* Problem details: Pick every line from the data that holds the word "select".

* Supplied material:
+===+

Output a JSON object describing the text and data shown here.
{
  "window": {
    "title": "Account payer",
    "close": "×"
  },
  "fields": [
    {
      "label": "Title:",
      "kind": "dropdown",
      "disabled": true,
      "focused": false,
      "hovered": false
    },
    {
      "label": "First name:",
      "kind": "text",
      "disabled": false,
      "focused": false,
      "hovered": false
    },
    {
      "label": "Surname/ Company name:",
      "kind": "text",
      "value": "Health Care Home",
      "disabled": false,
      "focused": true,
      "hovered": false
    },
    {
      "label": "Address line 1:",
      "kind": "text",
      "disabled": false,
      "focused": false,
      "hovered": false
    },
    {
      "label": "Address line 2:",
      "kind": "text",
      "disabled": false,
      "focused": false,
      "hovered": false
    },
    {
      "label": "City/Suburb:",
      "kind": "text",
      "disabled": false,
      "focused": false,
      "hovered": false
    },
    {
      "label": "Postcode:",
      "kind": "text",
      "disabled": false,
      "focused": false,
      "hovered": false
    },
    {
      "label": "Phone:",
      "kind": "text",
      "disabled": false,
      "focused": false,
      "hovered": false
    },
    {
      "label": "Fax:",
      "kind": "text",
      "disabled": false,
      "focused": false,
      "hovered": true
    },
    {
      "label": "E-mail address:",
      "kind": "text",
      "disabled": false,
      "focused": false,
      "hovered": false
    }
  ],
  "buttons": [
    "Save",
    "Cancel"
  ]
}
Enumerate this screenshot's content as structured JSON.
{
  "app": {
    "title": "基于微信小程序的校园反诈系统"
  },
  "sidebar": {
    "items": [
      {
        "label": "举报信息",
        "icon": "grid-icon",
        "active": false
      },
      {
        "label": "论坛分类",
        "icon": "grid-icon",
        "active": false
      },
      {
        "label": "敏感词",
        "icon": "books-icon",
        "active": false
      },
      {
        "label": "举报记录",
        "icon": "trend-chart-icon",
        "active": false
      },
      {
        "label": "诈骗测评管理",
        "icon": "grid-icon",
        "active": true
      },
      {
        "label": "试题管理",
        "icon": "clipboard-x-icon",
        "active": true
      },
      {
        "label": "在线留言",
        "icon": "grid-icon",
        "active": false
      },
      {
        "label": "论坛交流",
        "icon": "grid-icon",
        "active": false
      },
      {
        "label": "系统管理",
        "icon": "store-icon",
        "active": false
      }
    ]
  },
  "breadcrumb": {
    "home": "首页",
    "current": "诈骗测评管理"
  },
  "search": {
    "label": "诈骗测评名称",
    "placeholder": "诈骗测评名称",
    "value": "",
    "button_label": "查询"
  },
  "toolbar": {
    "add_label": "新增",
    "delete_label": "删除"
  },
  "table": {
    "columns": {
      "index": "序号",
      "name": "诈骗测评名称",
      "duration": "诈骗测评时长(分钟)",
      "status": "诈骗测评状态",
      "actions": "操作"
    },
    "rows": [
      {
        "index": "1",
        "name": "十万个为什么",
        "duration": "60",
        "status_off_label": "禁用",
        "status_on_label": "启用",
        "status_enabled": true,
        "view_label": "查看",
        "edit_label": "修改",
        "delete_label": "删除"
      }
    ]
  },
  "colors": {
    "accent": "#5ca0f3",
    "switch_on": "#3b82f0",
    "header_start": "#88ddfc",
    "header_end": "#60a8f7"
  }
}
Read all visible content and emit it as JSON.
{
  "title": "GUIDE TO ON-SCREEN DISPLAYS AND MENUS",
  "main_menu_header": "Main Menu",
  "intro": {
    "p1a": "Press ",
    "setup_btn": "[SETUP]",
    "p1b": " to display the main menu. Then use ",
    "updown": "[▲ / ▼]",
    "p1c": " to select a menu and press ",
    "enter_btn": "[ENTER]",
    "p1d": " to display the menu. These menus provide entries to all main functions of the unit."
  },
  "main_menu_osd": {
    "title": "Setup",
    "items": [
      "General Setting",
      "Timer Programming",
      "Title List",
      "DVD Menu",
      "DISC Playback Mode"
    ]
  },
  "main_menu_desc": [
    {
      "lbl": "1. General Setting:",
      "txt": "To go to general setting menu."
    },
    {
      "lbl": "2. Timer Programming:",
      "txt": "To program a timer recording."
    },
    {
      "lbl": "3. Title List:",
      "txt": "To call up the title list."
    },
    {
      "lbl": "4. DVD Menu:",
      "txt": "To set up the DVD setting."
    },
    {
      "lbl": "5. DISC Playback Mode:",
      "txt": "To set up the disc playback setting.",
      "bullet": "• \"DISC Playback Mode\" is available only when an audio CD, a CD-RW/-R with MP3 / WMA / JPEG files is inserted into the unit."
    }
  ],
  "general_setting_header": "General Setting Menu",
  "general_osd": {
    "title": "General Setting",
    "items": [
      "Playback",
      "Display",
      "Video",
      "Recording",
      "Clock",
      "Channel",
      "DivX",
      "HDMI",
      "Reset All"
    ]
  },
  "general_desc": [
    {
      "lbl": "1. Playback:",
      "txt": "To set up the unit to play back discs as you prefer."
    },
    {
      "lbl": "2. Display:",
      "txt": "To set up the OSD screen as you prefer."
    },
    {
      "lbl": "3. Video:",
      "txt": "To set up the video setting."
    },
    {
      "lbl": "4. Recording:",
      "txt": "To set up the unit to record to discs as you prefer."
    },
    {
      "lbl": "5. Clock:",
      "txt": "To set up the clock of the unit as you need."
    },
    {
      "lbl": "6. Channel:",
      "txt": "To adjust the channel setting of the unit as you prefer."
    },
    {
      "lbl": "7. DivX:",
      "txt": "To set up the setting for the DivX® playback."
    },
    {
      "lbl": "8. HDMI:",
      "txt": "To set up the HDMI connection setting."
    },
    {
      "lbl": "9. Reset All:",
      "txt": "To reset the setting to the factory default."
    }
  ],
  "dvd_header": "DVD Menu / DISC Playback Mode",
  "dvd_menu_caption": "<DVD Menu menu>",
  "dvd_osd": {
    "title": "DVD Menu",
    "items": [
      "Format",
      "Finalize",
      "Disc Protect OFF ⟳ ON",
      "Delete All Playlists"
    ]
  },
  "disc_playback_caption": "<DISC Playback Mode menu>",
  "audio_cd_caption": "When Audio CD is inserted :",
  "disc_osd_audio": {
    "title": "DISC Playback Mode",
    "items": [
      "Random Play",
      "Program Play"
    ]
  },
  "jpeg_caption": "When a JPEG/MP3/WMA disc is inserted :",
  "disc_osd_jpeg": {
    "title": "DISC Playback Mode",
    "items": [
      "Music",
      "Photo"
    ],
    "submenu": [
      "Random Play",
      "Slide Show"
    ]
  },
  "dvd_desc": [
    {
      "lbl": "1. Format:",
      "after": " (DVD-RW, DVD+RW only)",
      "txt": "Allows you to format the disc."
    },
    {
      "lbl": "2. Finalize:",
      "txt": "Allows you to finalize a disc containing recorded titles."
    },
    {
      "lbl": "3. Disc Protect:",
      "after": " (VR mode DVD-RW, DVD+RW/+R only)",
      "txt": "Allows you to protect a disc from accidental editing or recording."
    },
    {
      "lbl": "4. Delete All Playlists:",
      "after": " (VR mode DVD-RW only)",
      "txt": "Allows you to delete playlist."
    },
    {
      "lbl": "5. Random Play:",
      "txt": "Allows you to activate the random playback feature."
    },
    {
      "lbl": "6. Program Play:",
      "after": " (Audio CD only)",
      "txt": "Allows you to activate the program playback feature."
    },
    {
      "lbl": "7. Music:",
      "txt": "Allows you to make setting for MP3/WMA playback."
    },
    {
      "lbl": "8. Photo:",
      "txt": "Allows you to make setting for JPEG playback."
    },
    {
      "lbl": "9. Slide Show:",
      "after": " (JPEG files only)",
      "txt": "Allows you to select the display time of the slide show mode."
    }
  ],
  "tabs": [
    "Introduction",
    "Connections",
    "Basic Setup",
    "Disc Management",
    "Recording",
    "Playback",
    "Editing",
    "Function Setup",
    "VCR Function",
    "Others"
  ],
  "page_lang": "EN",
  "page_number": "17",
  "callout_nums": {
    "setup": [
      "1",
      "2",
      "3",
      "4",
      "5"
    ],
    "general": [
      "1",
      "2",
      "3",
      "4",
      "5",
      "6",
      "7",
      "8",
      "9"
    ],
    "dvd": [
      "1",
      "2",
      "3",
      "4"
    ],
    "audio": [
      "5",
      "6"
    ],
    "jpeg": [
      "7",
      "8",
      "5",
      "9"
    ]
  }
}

+===+

* Task result:
    "p1c": " to select a menu and press ",
      "txt": "Allows you to select the display time of the slide show mode."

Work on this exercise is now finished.